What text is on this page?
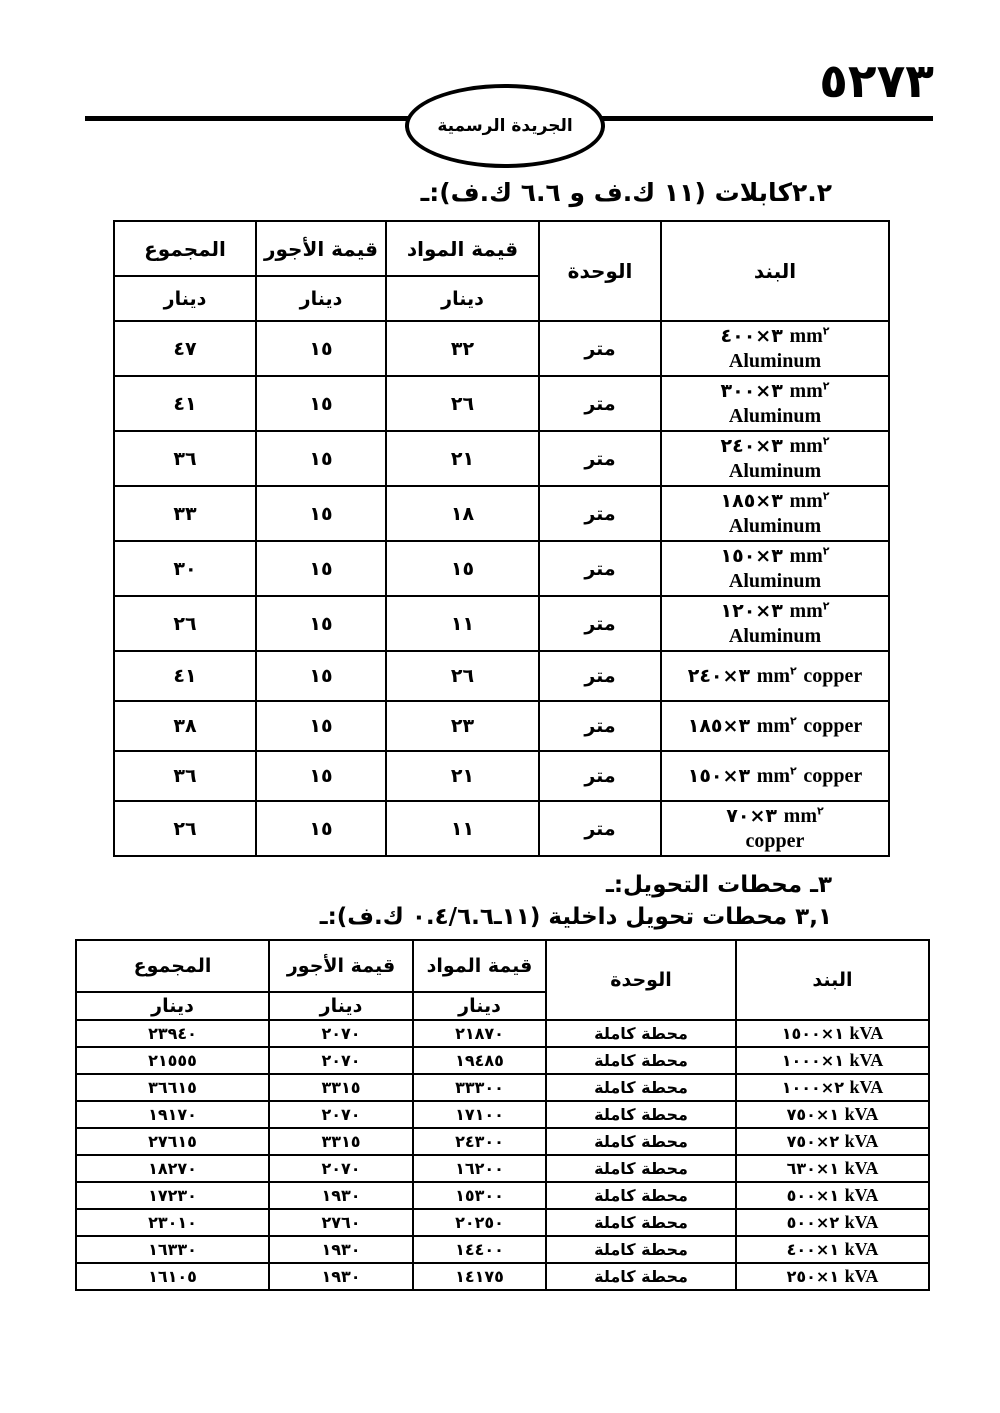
٥٢٧٣
الجريدة الرسمية
٢.٢كابلات (١١ ك.ف و ٦.٦ ك.ف):ـ
البند	الوحدة	قيمة المواد	قيمة الأجور	المجموع
		دينار	دينار	دينار

٣×٤٠٠ $mm^٢$
Aluminum	متر	٣٢	١٥	٤٧

٣×٣٠٠ $mm^٢$
Aluminum	متر	٢٦	١٥	٤١

٣×٢٤٠ $mm^٢$
Aluminum	متر	٢١	١٥	٣٦

٣×١٨٥ $mm^٢$
Aluminum	متر	١٨	١٥	٣٣

٣×١٥٠ $mm^٢$
Aluminum	متر	١٥	١٥	٣٠

٣×١٢٠ $mm^٢$
Aluminum	متر	١١	١٥	٢٦

٣×٢٤٠ $mm^٢$ copper	متر	٢٦	١٥	٤١

٣×١٨٥ $mm^٢$ copper	متر	٢٣	١٥	٣٨

٣×١٥٠ $mm^٢$ copper	متر	٢١	١٥	٣٦

٣×٧٠ $mm^٢$
copper	متر	١١	١٥	٢٦
٣ـ محطات التحويل:ـ
٣,١ محطات تحويل داخلية (١١ـ٦.٦‏/٠.٤ ك.ف):ـ
البند	الوحدة	قيمة المواد	قيمة الأجور	المجموع
		دينار	دينار	دينار

١×١٥٠٠ kVA	محطة كاملة	٢١٨٧٠	٢٠٧٠	٢٣٩٤٠

١×١٠٠٠ kVA	محطة كاملة	١٩٤٨٥	٢٠٧٠	٢١٥٥٥

٢×١٠٠٠ kVA	محطة كاملة	٣٣٣٠٠	٣٣١٥	٣٦٦١٥

١×٧٥٠ kVA	محطة كاملة	١٧١٠٠	٢٠٧٠	١٩١٧٠

٢×٧٥٠ kVA	محطة كاملة	٢٤٣٠٠	٣٣١٥	٢٧٦١٥

١×٦٣٠ kVA	محطة كاملة	١٦٢٠٠	٢٠٧٠	١٨٢٧٠

١×٥٠٠ kVA	محطة كاملة	١٥٣٠٠	١٩٣٠	١٧٢٣٠

٢×٥٠٠ kVA	محطة كاملة	٢٠٢٥٠	٢٧٦٠	٢٣٠١٠

١×٤٠٠ kVA	محطة كاملة	١٤٤٠٠	١٩٣٠	١٦٣٣٠

١×٢٥٠ kVA	محطة كاملة	١٤١٧٥	١٩٣٠	١٦١٠٥
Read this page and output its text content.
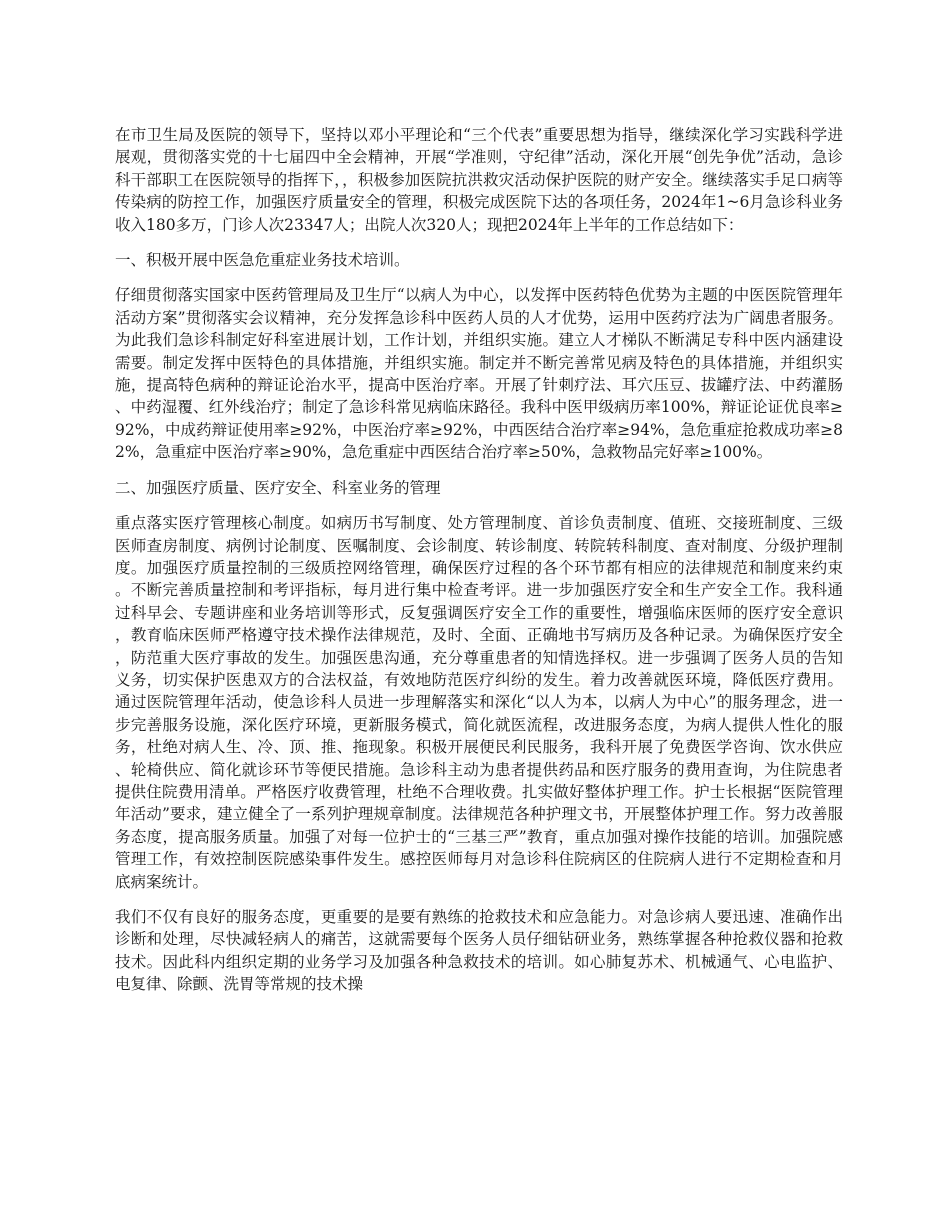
在市卫生局及医院的领导下，坚持以邓小平理论和“三个代表”重要思想为指导，继续深化学习实践科学进展观，贯彻落实党的十七届四中全会精神，开展“学准则，守纪律”活动，深化开展“创先争优”活动，急诊科干部职工在医院领导的指挥下，，积极参加医院抗洪救灾活动保护医院的财产安全。继续落实手足口病等传染病的防控工作，加强医疗质量安全的管理，积极完成医院下达的各项任务，2024年1~6月急诊科业务收入180多万，门诊人次23347人；出院人次320人；现把2024年上半年的工作总结如下：

一、积极开展中医急危重症业务技术培训。

仔细贯彻落实国家中医药管理局及卫生厅“以病人为中心，以发挥中医药特色优势为主题的中医医院管理年活动方案”贯彻落实会议精神，充分发挥急诊科中医药人员的人才优势，运用中医药疗法为广阔患者服务。为此我们急诊科制定好科室进展计划，工作计划，并组织实施。建立人才梯队不断满足专科中医内涵建设需要。制定发挥中医特色的具体措施，并组织实施。制定并不断完善常见病及特色的具体措施，并组织实施，提高特色病种的辩证论治水平，提高中医治疗率。开展了针刺疗法、耳穴压豆、拔罐疗法、中药灌肠、中药湿覆、红外线治疗；制定了急诊科常见病临床路径。我科中医甲级病历率100%，辩证论证优良率≥92%，中成药辩证使用率≥92%，中医治疗率≥92%，中西医结合治疗率≥94%，急危重症抢救成功率≥82%，急重症中医治疗率≥90%，急危重症中西医结合治疗率≥50%，急救物品完好率≥100%。

二、加强医疗质量、医疗安全、科室业务的管理

重点落实医疗管理核心制度。如病历书写制度、处方管理制度、首诊负责制度、值班、交接班制度、三级医师查房制度、病例讨论制度、医嘱制度、会诊制度、转诊制度、转院转科制度、查对制度、分级护理制度。加强医疗质量控制的三级质控网络管理，确保医疗过程的各个环节都有相应的法律规范和制度来约束。不断完善质量控制和考评指标，每月进行集中检查考评。进一步加强医疗安全和生产安全工作。我科通过科早会、专题讲座和业务培训等形式，反复强调医疗安全工作的重要性，增强临床医师的医疗安全意识，教育临床医师严格遵守技术操作法律规范，及时、全面、正确地书写病历及各种记录。为确保医疗安全，防范重大医疗事故的发生。加强医患沟通，充分尊重患者的知情选择权。进一步强调了医务人员的告知义务，切实保护医患双方的合法权益，有效地防范医疗纠纷的发生。着力改善就医环境，降低医疗费用。通过医院管理年活动，使急诊科人员进一步理解落实和深化“以人为本，以病人为中心”的服务理念，进一步完善服务设施，深化医疗环境，更新服务模式，简化就医流程，改进服务态度，为病人提供人性化的服务，杜绝对病人生、冷、顶、推、拖现象。积极开展便民利民服务，我科开展了免费医学咨询、饮水供应、轮椅供应、简化就诊环节等便民措施。急诊科主动为患者提供药品和医疗服务的费用查询，为住院患者提供住院费用清单。严格医疗收费管理，杜绝不合理收费。扎实做好整体护理工作。护士长根据“医院管理年活动”要求，建立健全了一系列护理规章制度。法律规范各种护理文书，开展整体护理工作。努力改善服务态度，提高服务质量。加强了对每一位护士的“三基三严”教育，重点加强对操作技能的培训。加强院感管理工作，有效控制医院感染事件发生。感控医师每月对急诊科住院病区的住院病人进行不定期检查和月底病案统计。

我们不仅有良好的服务态度，更重要的是要有熟练的抢救技术和应急能力。对急诊病人要迅速、准确作出诊断和处理，尽快减轻病人的痛苦，这就需要每个医务人员仔细钻研业务，熟练掌握各种抢救仪器和抢救技术。因此科内组织定期的业务学习及加强各种急救技术的培训。如心肺复苏术、机械通气、心电监护、电复律、除颤、洗胃等常规的技术操
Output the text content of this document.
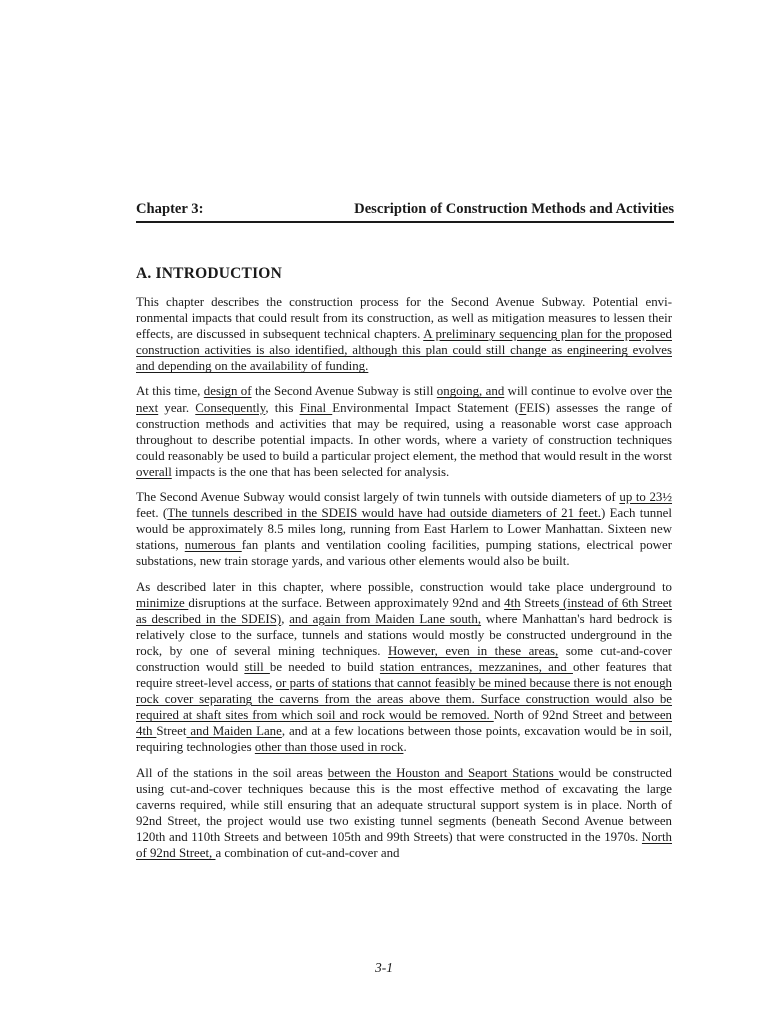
Chapter 3:	Description of Construction Methods and Activities
A. INTRODUCTION

This chapter describes the construction process for the Second Avenue Subway. Potential envi- ronmental impacts that could result from its construction, as well as mitigation measures to lessen their effects, are discussed in subsequent technical chapters. A preliminary sequencing plan for the proposed construction activities is also identified, although this plan could still change as engineering evolves and depending on the availability of funding.

At this time, design of the Second Avenue Subway is still ongoing, and will continue to evolve over the next year. Consequently, this Final Environmental Impact Statement (FEIS) assesses the range of construction methods and activities that may be required, using a reasonable worst case approach throughout to describe potential impacts. In other words, where a variety of construction techniques could reasonably be used to build a particular project element, the method that would result in the worst overall impacts is the one that has been selected for analysis.

The Second Avenue Subway would consist largely of twin tunnels with outside diameters of up to 23½ feet. (The tunnels described in the SDEIS would have had outside diameters of 21 feet.) Each tunnel would be approximately 8.5 miles long, running from East Harlem to Lower Manhattan. Sixteen new stations, numerous fan plants and ventilation cooling facilities, pumping stations, electrical power substations, new train storage yards, and various other elements would also be built.

As described later in this chapter, where possible, construction would take place underground to minimize disruptions at the surface. Between approximately 92nd and 4th Streets (instead of 6th Street as described in the SDEIS), and again from Maiden Lane south, where Manhattan's hard bedrock is relatively close to the surface, tunnels and stations would mostly be constructed underground in the rock, by one of several mining techniques. However, even in these areas, some cut-and-cover construction would still be needed to build station entrances, mezzanines, and other features that require street-level access, or parts of stations that cannot feasibly be mined because there is not enough rock cover separating the caverns from the areas above them. Surface construction would also be required at shaft sites from which soil and rock would be removed. North of 92nd Street and between 4th Street and Maiden Lane, and at a few locations between those points, excavation would be in soil, requiring technologies other than those used in rock.

All of the stations in the soil areas between the Houston and Seaport Stations would be constructed using cut-and-cover techniques because this is the most effective method of excavating the large caverns required, while still ensuring that an adequate structural support system is in place. North of 92nd Street, the project would use two existing tunnel segments (beneath Second Avenue between 120th and 110th Streets and between 105th and 99th Streets) that were constructed in the 1970s. North of 92nd Street, a combination of cut-and-cover and

3-1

══════

- Task to complete -
Gather up the lines containing the word "text" from these records and copy them.

- Finished exercise -
What text is on this page?
Read this page and output its text content.
Output the text content of this document.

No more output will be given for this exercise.